• [TASK PROMPT]
Only the pictures are omitted; repeat all other data exactly.

• [RECORDS FOR THIS TASK]
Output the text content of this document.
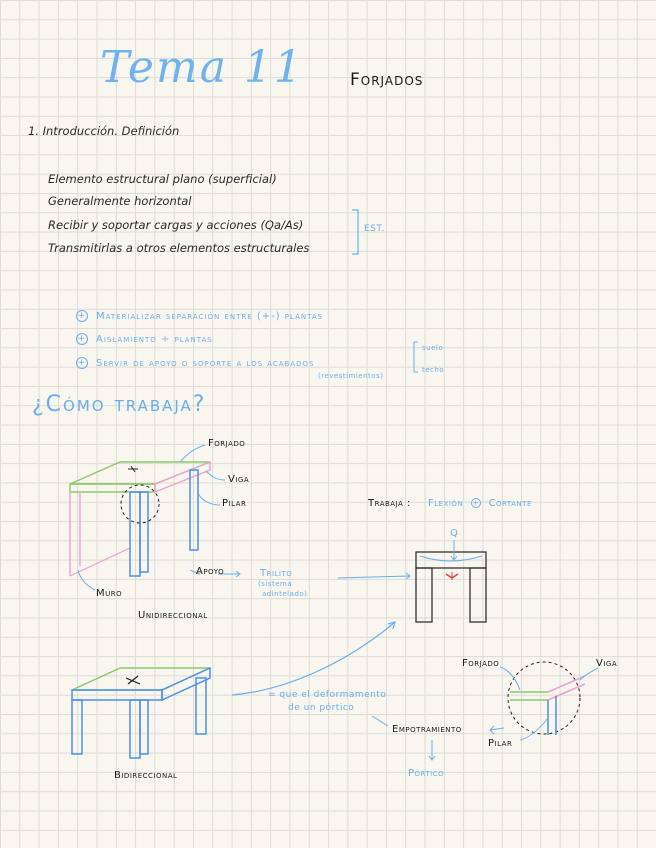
Tema 11	Forjados
1. Introducción. Definición
Elemento estructural plano (superficial)
Generalmente horizontal
Recibir y soportar cargas y acciones (Qa/As)
Transmitirlas a otros elementos estructurales
EST.
+ Materializar separación entre (+-) plantas
+ Aislamiento ÷ plantas
+ Servir de apoyo o soporte a los acabados
(revestimientos)
suelo
techo
¿Cómo trabaja?
Forjado
Viga
Pilar
Muro
Apoyo	Trilito
(sistema
adintelado)
Unidireccional
Bidireccional
Trabaja : Flexión + Cortante
Q
= que el deformamento
de un pórtico
Empotramiento
Pórtico
Forjado	Viga
Pilar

• [REPLY TO THE EXERCISE]
Output the text content of this document.
Tema 11	Forjados
1. Introducción. Definición
Elemento estructural plano (superficial)
Generalmente horizontal
Recibir y soportar cargas y acciones (Qa/As)
Transmitirlas a otros elementos estructurales
EST.
+ Materializar separación entre (+-) plantas
+ Aislamiento ÷ plantas
+ Servir de apoyo o soporte a los acabados
(revestimientos)
suelo
techo
¿Cómo trabaja?
Forjado
Viga
Pilar
Muro
Apoyo	Trilito
(sistema
adintelado)
Unidireccional
Bidireccional
Trabaja : Flexión + Cortante
Q
= que el deformamento
de un pórtico
Empotramiento
Pórtico
Forjado	Viga
Pilar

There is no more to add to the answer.